* **Written request**: Restate each entry word for word, leaving nothing out.

[Stored data entries]
======

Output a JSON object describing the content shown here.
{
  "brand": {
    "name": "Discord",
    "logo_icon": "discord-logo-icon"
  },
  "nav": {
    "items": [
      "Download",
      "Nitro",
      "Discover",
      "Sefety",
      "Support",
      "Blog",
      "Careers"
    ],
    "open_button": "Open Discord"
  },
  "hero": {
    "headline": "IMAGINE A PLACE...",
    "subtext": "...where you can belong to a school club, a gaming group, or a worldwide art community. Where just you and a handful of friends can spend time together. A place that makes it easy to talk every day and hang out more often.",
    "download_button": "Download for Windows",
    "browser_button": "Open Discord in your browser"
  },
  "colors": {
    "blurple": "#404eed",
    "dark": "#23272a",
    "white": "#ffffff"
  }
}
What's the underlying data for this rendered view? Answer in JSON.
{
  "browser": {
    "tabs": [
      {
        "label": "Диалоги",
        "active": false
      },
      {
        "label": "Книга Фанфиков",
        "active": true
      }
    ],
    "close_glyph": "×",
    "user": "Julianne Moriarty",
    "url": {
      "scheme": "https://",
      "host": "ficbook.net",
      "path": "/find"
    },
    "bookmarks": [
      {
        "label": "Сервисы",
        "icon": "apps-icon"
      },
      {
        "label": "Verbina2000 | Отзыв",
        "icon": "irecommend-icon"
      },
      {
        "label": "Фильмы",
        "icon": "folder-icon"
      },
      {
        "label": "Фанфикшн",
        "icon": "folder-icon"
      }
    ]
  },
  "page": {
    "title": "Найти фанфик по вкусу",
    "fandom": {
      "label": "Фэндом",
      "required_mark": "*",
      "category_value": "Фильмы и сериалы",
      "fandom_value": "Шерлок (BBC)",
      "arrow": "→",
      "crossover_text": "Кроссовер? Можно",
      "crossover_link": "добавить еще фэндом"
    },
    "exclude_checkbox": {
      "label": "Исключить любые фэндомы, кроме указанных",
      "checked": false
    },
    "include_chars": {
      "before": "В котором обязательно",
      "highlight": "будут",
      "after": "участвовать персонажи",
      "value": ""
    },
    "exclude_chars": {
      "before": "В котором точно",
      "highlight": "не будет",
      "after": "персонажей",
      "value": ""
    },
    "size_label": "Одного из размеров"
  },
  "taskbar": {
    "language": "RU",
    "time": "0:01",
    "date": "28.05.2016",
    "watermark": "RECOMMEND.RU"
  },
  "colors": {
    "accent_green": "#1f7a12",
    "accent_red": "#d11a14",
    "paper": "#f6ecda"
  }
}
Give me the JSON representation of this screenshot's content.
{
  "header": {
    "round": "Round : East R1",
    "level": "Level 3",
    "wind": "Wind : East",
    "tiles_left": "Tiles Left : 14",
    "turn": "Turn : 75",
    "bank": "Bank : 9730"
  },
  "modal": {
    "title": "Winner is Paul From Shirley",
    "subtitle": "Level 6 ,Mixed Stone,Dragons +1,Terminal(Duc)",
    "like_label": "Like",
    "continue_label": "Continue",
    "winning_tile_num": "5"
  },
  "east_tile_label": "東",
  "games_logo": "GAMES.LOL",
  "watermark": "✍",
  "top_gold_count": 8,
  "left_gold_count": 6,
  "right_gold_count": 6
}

======

* **Result of the exercise**:
Output a JSON object describing the content shown here.
{
  "brand": {
    "name": "Discord",
    "logo_icon": "discord-logo-icon"
  },
  "nav": {
    "items": [
      "Download",
      "Nitro",
      "Discover",
      "Sefety",
      "Support",
      "Blog",
      "Careers"
    ],
    "open_button": "Open Discord"
  },
  "hero": {
    "headline": "IMAGINE A PLACE...",
    "subtext": "...where you can belong to a school club, a gaming group, or a worldwide art community. Where just you and a handful of friends can spend time together. A place that makes it easy to talk every day and hang out more often.",
    "download_button": "Download for Windows",
    "browser_button": "Open Discord in your browser"
  },
  "colors": {
    "blurple": "#404eed",
    "dark": "#23272a",
    "white": "#ffffff"
  }
}
What's the underlying data for this rendered view? Answer in JSON.
{
  "browser": {
    "tabs": [
      {
        "label": "Диалоги",
        "active": false
      },
      {
        "label": "Книга Фанфиков",
        "active": true
      }
    ],
    "close_glyph": "×",
    "user": "Julianne Moriarty",
    "url": {
      "scheme": "https://",
      "host": "ficbook.net",
      "path": "/find"
    },
    "bookmarks": [
      {
        "label": "Сервисы",
        "icon": "apps-icon"
      },
      {
        "label": "Verbina2000 | Отзыв",
        "icon": "irecommend-icon"
      },
      {
        "label": "Фильмы",
        "icon": "folder-icon"
      },
      {
        "label": "Фанфикшн",
        "icon": "folder-icon"
      }
    ]
  },
  "page": {
    "title": "Найти фанфик по вкусу",
    "fandom": {
      "label": "Фэндом",
      "required_mark": "*",
      "category_value": "Фильмы и сериалы",
      "fandom_value": "Шерлок (BBC)",
      "arrow": "→",
      "crossover_text": "Кроссовер? Можно",
      "crossover_link": "добавить еще фэндом"
    },
    "exclude_checkbox": {
      "label": "Исключить любые фэндомы, кроме указанных",
      "checked": false
    },
    "include_chars": {
      "before": "В котором обязательно",
      "highlight": "будут",
      "after": "участвовать персонажи",
      "value": ""
    },
    "exclude_chars": {
      "before": "В котором точно",
      "highlight": "не будет",
      "after": "персонажей",
      "value": ""
    },
    "size_label": "Одного из размеров"
  },
  "taskbar": {
    "language": "RU",
    "time": "0:01",
    "date": "28.05.2016",
    "watermark": "RECOMMEND.RU"
  },
  "colors": {
    "accent_green": "#1f7a12",
    "accent_red": "#d11a14",
    "paper": "#f6ecda"
  }
}
Give me the JSON representation of this screenshot's content.
{
  "header": {
    "round": "Round : East R1",
    "level": "Level 3",
    "wind": "Wind : East",
    "tiles_left": "Tiles Left : 14",
    "turn": "Turn : 75",
    "bank": "Bank : 9730"
  },
  "modal": {
    "title": "Winner is Paul From Shirley",
    "subtitle": "Level 6 ,Mixed Stone,Dragons +1,Terminal(Duc)",
    "like_label": "Like",
    "continue_label": "Continue",
    "winning_tile_num": "5"
  },
  "east_tile_label": "東",
  "games_logo": "GAMES.LOL",
  "watermark": "✍",
  "top_gold_count": 8,
  "left_gold_count": 6,
  "right_gold_count": 6
}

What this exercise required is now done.